EXERCISE TASK
Drop every picture and give the entries back exactly.

RECORDS FOR THE EXERCISE
+ + +

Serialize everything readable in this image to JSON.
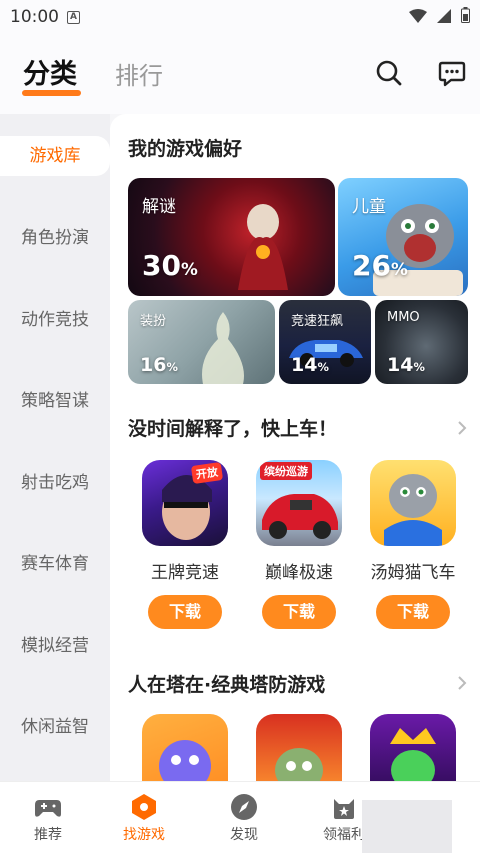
{
  "status_bar": {
    "time": "10:00",
    "badge": "A"
  },
  "header": {
    "tabs": [
      {
        "label": "分类"
      },
      {
        "label": "排行"
      }
    ]
  },
  "sidebar": {
    "items": [
      {
        "label": "游戏库"
      },
      {
        "label": "角色扮演"
      },
      {
        "label": "动作竞技"
      },
      {
        "label": "策略智谋"
      },
      {
        "label": "射击吃鸡"
      },
      {
        "label": "赛车体育"
      },
      {
        "label": "模拟经营"
      },
      {
        "label": "休闲益智"
      }
    ]
  },
  "prefs": {
    "title": "我的游戏偏好",
    "tiles": [
      {
        "label": "解谜",
        "percent": "30"
      },
      {
        "label": "儿童",
        "percent": "26"
      },
      {
        "label": "装扮",
        "percent": "16"
      },
      {
        "label": "竞速狂飙",
        "percent": "14"
      },
      {
        "label": "MMO",
        "percent": "14"
      }
    ],
    "percent_unit": "%"
  },
  "section1": {
    "title": "没时间解释了，快上车！",
    "games": [
      {
        "name": "王牌竞速",
        "button": "下载",
        "icon_text": "开放"
      },
      {
        "name": "巅峰极速",
        "button": "下载",
        "icon_text": "缤纷巡游"
      },
      {
        "name": "汤姆猫飞车",
        "button": "下载"
      }
    ]
  },
  "section2": {
    "title": "人在塔在·经典塔防游戏"
  },
  "bottom_nav": [
    {
      "label": "推荐"
    },
    {
      "label": "找游戏"
    },
    {
      "label": "发现"
    },
    {
      "label": "领福利"
    }
  ],
  "colors": {
    "accent": "#ff7a1a",
    "button": "#ff8a1e"
  }
}
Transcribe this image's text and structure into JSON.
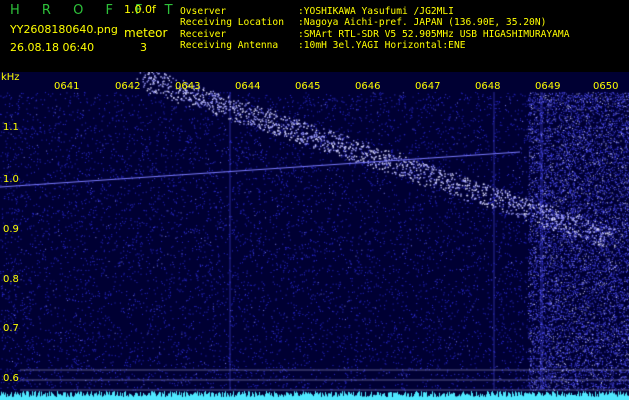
{
  "header": {
    "brand": "H R O F F T",
    "version": "1.0.0f",
    "filename": "YY2608180640.png",
    "datetime": "26.08.18 06:40",
    "meteor_label": "meteor",
    "meteor_count": "3",
    "info": [
      {
        "key": "Ovserver",
        "value": ":YOSHIKAWA Yasufumi /JG2MLI"
      },
      {
        "key": "Receiving Location",
        "value": ":Nagoya Aichi-pref. JAPAN (136.90E, 35.20N)"
      },
      {
        "key": "Receiver",
        "value": ":SMArt RTL-SDR V5 52.905MHz USB HIGASHIMURAYAMA"
      },
      {
        "key": "Receiving Antenna",
        "value": ":10mH 3el.YAGI Horizontal:ENE"
      }
    ]
  },
  "spectrogram": {
    "unit_label": "kHz",
    "y_ticks": [
      "1.1",
      "1.0",
      "0.9",
      "0.8",
      "0.7",
      "0.6"
    ],
    "x_ticks": [
      "0641",
      "0642",
      "0643",
      "0644",
      "0645",
      "0646",
      "0647",
      "0648",
      "0649",
      "0650"
    ],
    "colors": {
      "background": "#000033",
      "noise": "#2a2ad8",
      "bright": "#d8d8ff",
      "text": "#ffff00",
      "baseline": "#4fe8ff",
      "brand": "#2ec23a"
    }
  }
}
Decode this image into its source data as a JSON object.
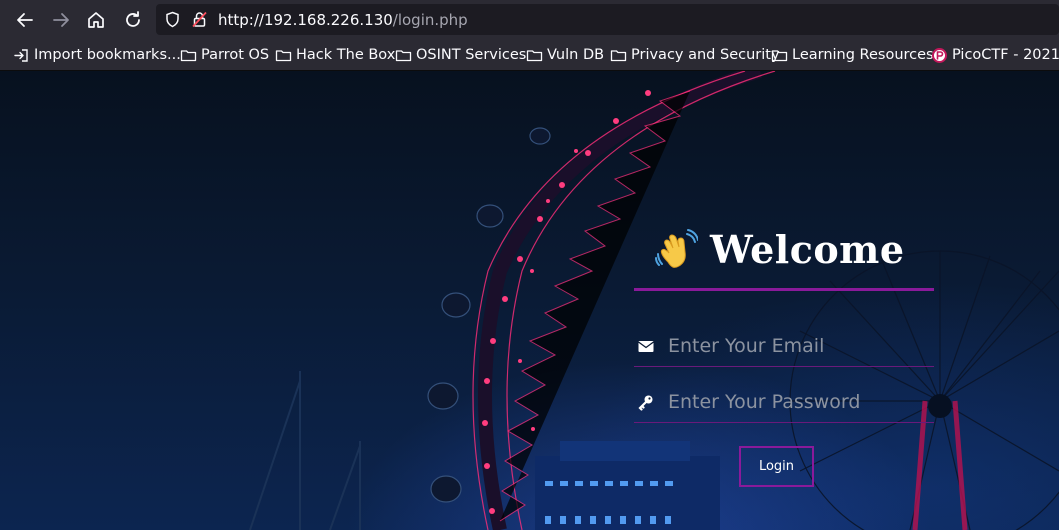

+ + +

EXERCISE RESULT
Serialize everything readable in this image to JSON.
{
  "status_bar": {
    "time": "10:00",
    "badge": "A"
  },
  "header": {
    "tabs": [
      {
        "label": "分类"
      },
      {
        "label": "排行"
      }
    ]
  },
  "sidebar": {
    "items": [
      {
        "label": "游戏库"
      },
      {
        "label": "角色扮演"
      },
      {
        "label": "动作竞技"
      },
      {
        "label": "策略智谋"
      },
      {
        "label": "射击吃鸡"
      },
      {
        "label": "赛车体育"
      },
      {
        "label": "模拟经营"
      },
      {
        "label": "休闲益智"
      }
    ]
  },
  "prefs": {
    "title": "我的游戏偏好",
    "tiles": [
      {
        "label": "解谜",
        "percent": "30"
      },
      {
        "label": "儿童",
        "percent": "26"
      },
      {
        "label": "装扮",
        "percent": "16"
      },
      {
        "label": "竞速狂飙",
        "percent": "14"
      },
      {
        "label": "MMO",
        "percent": "14"
      }
    ],
    "percent_unit": "%"
  },
  "section1": {
    "title": "没时间解释了，快上车！",
    "games": [
      {
        "name": "王牌竞速",
        "button": "下载",
        "icon_text": "开放"
      },
      {
        "name": "巅峰极速",
        "button": "下载",
        "icon_text": "缤纷巡游"
      },
      {
        "name": "汤姆猫飞车",
        "button": "下载"
      }
    ]
  },
  "section2": {
    "title": "人在塔在·经典塔防游戏"
  },
  "bottom_nav": [
    {
      "label": "推荐"
    },
    {
      "label": "找游戏"
    },
    {
      "label": "发现"
    },
    {
      "label": "领福利"
    }
  ],
  "colors": {
    "accent": "#ff7a1a",
    "button": "#ff8a1e"
  }
}
Transcribe this image's text and structure into JSON.
{
  "header": {
    "brand": "H R O F F T",
    "version": "1.0.0f",
    "filename": "YY2608180640.png",
    "datetime": "26.08.18 06:40",
    "meteor_label": "meteor",
    "meteor_count": "3",
    "info": [
      {
        "key": "Ovserver",
        "value": ":YOSHIKAWA Yasufumi /JG2MLI"
      },
      {
        "key": "Receiving Location",
        "value": ":Nagoya Aichi-pref. JAPAN (136.90E, 35.20N)"
      },
      {
        "key": "Receiver",
        "value": ":SMArt RTL-SDR V5 52.905MHz USB HIGASHIMURAYAMA"
      },
      {
        "key": "Receiving Antenna",
        "value": ":10mH 3el.YAGI Horizontal:ENE"
      }
    ]
  },
  "spectrogram": {
    "unit_label": "kHz",
    "y_ticks": [
      "1.1",
      "1.0",
      "0.9",
      "0.8",
      "0.7",
      "0.6"
    ],
    "x_ticks": [
      "0641",
      "0642",
      "0643",
      "0644",
      "0645",
      "0646",
      "0647",
      "0648",
      "0649",
      "0650"
    ],
    "colors": {
      "background": "#000033",
      "noise": "#2a2ad8",
      "bright": "#d8d8ff",
      "text": "#ffff00",
      "baseline": "#4fe8ff",
      "brand": "#2ec23a"
    }
  }
}
Decode this image into its source data as a JSON object.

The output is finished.